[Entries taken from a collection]
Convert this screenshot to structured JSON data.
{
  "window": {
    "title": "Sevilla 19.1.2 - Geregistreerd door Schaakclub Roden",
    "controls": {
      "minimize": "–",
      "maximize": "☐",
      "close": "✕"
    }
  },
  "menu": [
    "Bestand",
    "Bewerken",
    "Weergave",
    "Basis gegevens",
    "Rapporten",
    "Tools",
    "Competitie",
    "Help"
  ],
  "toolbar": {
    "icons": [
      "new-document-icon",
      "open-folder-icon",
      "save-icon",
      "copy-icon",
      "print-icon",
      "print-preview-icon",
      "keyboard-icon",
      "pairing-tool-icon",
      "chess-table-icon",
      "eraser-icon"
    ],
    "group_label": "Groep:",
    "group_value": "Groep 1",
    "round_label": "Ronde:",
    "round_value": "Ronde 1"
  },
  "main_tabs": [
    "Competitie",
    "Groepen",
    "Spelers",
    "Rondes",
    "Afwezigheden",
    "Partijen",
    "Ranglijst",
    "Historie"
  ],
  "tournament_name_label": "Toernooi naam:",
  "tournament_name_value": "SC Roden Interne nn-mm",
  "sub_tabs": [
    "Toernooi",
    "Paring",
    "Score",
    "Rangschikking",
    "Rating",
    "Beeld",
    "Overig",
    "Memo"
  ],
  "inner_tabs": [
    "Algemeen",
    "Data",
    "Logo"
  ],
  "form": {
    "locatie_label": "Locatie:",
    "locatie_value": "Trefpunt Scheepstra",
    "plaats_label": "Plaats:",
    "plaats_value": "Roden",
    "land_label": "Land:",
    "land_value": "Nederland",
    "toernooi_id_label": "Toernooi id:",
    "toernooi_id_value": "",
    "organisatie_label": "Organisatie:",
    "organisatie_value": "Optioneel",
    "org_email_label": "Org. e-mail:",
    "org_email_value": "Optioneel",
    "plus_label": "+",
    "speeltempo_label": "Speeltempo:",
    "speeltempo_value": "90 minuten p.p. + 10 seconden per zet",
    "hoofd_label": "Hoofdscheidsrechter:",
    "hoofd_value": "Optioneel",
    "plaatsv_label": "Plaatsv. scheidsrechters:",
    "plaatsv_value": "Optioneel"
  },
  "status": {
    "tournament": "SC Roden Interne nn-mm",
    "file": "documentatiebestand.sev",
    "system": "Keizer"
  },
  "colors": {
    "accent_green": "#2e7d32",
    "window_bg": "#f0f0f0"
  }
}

Aim of the task: Set down the entries above again, word for word.

Response for this exercise:
Convert this screenshot to structured JSON data.
{
  "window": {
    "title": "Sevilla 19.1.2 - Geregistreerd door Schaakclub Roden",
    "controls": {
      "minimize": "–",
      "maximize": "☐",
      "close": "✕"
    }
  },
  "menu": [
    "Bestand",
    "Bewerken",
    "Weergave",
    "Basis gegevens",
    "Rapporten",
    "Tools",
    "Competitie",
    "Help"
  ],
  "toolbar": {
    "icons": [
      "new-document-icon",
      "open-folder-icon",
      "save-icon",
      "copy-icon",
      "print-icon",
      "print-preview-icon",
      "keyboard-icon",
      "pairing-tool-icon",
      "chess-table-icon",
      "eraser-icon"
    ],
    "group_label": "Groep:",
    "group_value": "Groep 1",
    "round_label": "Ronde:",
    "round_value": "Ronde 1"
  },
  "main_tabs": [
    "Competitie",
    "Groepen",
    "Spelers",
    "Rondes",
    "Afwezigheden",
    "Partijen",
    "Ranglijst",
    "Historie"
  ],
  "tournament_name_label": "Toernooi naam:",
  "tournament_name_value": "SC Roden Interne nn-mm",
  "sub_tabs": [
    "Toernooi",
    "Paring",
    "Score",
    "Rangschikking",
    "Rating",
    "Beeld",
    "Overig",
    "Memo"
  ],
  "inner_tabs": [
    "Algemeen",
    "Data",
    "Logo"
  ],
  "form": {
    "locatie_label": "Locatie:",
    "locatie_value": "Trefpunt Scheepstra",
    "plaats_label": "Plaats:",
    "plaats_value": "Roden",
    "land_label": "Land:",
    "land_value": "Nederland",
    "toernooi_id_label": "Toernooi id:",
    "toernooi_id_value": "",
    "organisatie_label": "Organisatie:",
    "organisatie_value": "Optioneel",
    "org_email_label": "Org. e-mail:",
    "org_email_value": "Optioneel",
    "plus_label": "+",
    "speeltempo_label": "Speeltempo:",
    "speeltempo_value": "90 minuten p.p. + 10 seconden per zet",
    "hoofd_label": "Hoofdscheidsrechter:",
    "hoofd_value": "Optioneel",
    "plaatsv_label": "Plaatsv. scheidsrechters:",
    "plaatsv_value": "Optioneel"
  },
  "status": {
    "tournament": "SC Roden Interne nn-mm",
    "file": "documentatiebestand.sev",
    "system": "Keizer"
  },
  "colors": {
    "accent_green": "#2e7d32",
    "window_bg": "#f0f0f0"
  }
}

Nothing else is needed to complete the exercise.